▶ _Exercise data_:

--

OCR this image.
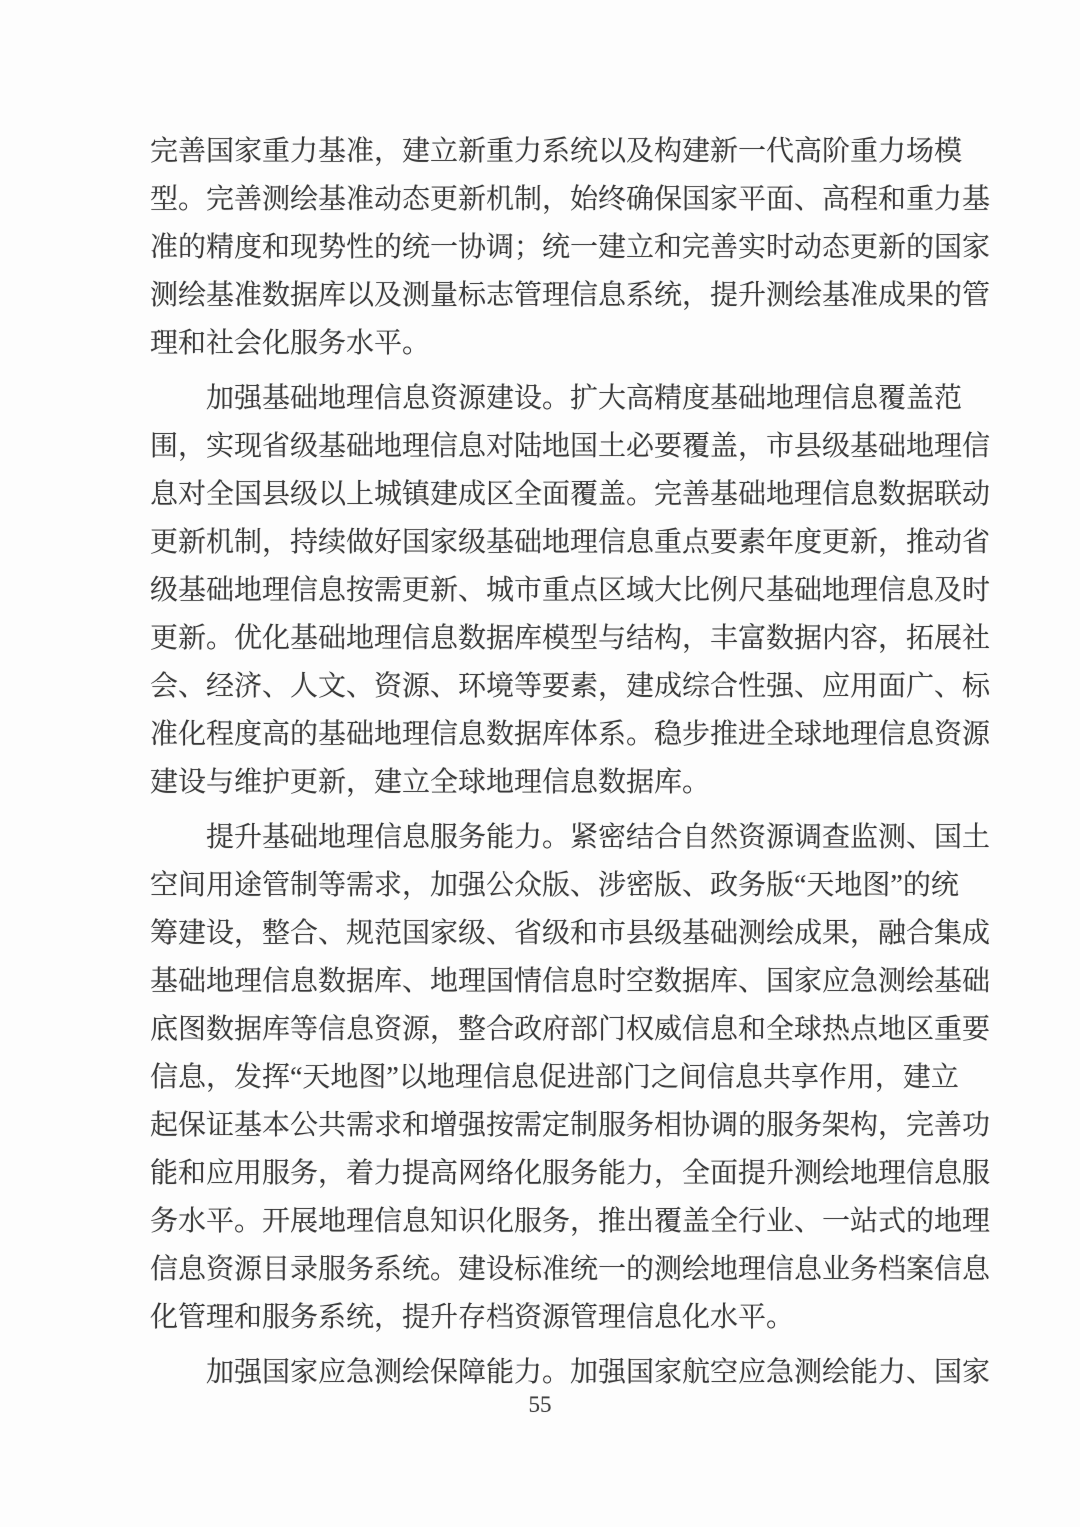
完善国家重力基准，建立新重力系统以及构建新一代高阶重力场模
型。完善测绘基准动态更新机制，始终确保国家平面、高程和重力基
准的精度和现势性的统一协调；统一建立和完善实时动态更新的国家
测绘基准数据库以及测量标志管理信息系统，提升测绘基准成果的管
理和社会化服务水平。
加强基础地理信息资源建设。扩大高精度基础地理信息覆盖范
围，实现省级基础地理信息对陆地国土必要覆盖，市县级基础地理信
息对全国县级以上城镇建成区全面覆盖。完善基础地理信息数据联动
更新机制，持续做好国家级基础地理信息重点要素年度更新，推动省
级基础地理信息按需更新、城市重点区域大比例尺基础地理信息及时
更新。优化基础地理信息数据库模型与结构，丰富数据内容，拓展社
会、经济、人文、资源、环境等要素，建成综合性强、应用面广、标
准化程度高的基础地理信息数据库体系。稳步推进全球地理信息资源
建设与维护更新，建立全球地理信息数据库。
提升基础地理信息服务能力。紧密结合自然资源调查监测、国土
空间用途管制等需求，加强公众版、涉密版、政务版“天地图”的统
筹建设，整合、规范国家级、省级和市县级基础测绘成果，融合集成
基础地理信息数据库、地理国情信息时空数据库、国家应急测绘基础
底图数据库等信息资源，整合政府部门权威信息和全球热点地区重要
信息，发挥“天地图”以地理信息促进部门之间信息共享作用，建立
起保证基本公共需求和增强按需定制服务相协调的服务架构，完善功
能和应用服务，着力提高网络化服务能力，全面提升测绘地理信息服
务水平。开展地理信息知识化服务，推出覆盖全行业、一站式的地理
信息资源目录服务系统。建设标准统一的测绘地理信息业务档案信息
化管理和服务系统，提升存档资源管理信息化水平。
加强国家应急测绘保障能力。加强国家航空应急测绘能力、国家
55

--

▶ _Problem description_:
Print all of the records shown above exactly, leaving out each picture.

▶ _The answer_:
OCR this image.
完善国家重力基准，建立新重力系统以及构建新一代高阶重力场模
型。完善测绘基准动态更新机制，始终确保国家平面、高程和重力基
准的精度和现势性的统一协调；统一建立和完善实时动态更新的国家
测绘基准数据库以及测量标志管理信息系统，提升测绘基准成果的管
理和社会化服务水平。
加强基础地理信息资源建设。扩大高精度基础地理信息覆盖范
围，实现省级基础地理信息对陆地国土必要覆盖，市县级基础地理信
息对全国县级以上城镇建成区全面覆盖。完善基础地理信息数据联动
更新机制，持续做好国家级基础地理信息重点要素年度更新，推动省
级基础地理信息按需更新、城市重点区域大比例尺基础地理信息及时
更新。优化基础地理信息数据库模型与结构，丰富数据内容，拓展社
会、经济、人文、资源、环境等要素，建成综合性强、应用面广、标
准化程度高的基础地理信息数据库体系。稳步推进全球地理信息资源
建设与维护更新，建立全球地理信息数据库。
提升基础地理信息服务能力。紧密结合自然资源调查监测、国土
空间用途管制等需求，加强公众版、涉密版、政务版“天地图”的统
筹建设，整合、规范国家级、省级和市县级基础测绘成果，融合集成
基础地理信息数据库、地理国情信息时空数据库、国家应急测绘基础
底图数据库等信息资源，整合政府部门权威信息和全球热点地区重要
信息，发挥“天地图”以地理信息促进部门之间信息共享作用，建立
起保证基本公共需求和增强按需定制服务相协调的服务架构，完善功
能和应用服务，着力提高网络化服务能力，全面提升测绘地理信息服
务水平。开展地理信息知识化服务，推出覆盖全行业、一站式的地理
信息资源目录服务系统。建设标准统一的测绘地理信息业务档案信息
化管理和服务系统，提升存档资源管理信息化水平。
加强国家应急测绘保障能力。加强国家航空应急测绘能力、国家
55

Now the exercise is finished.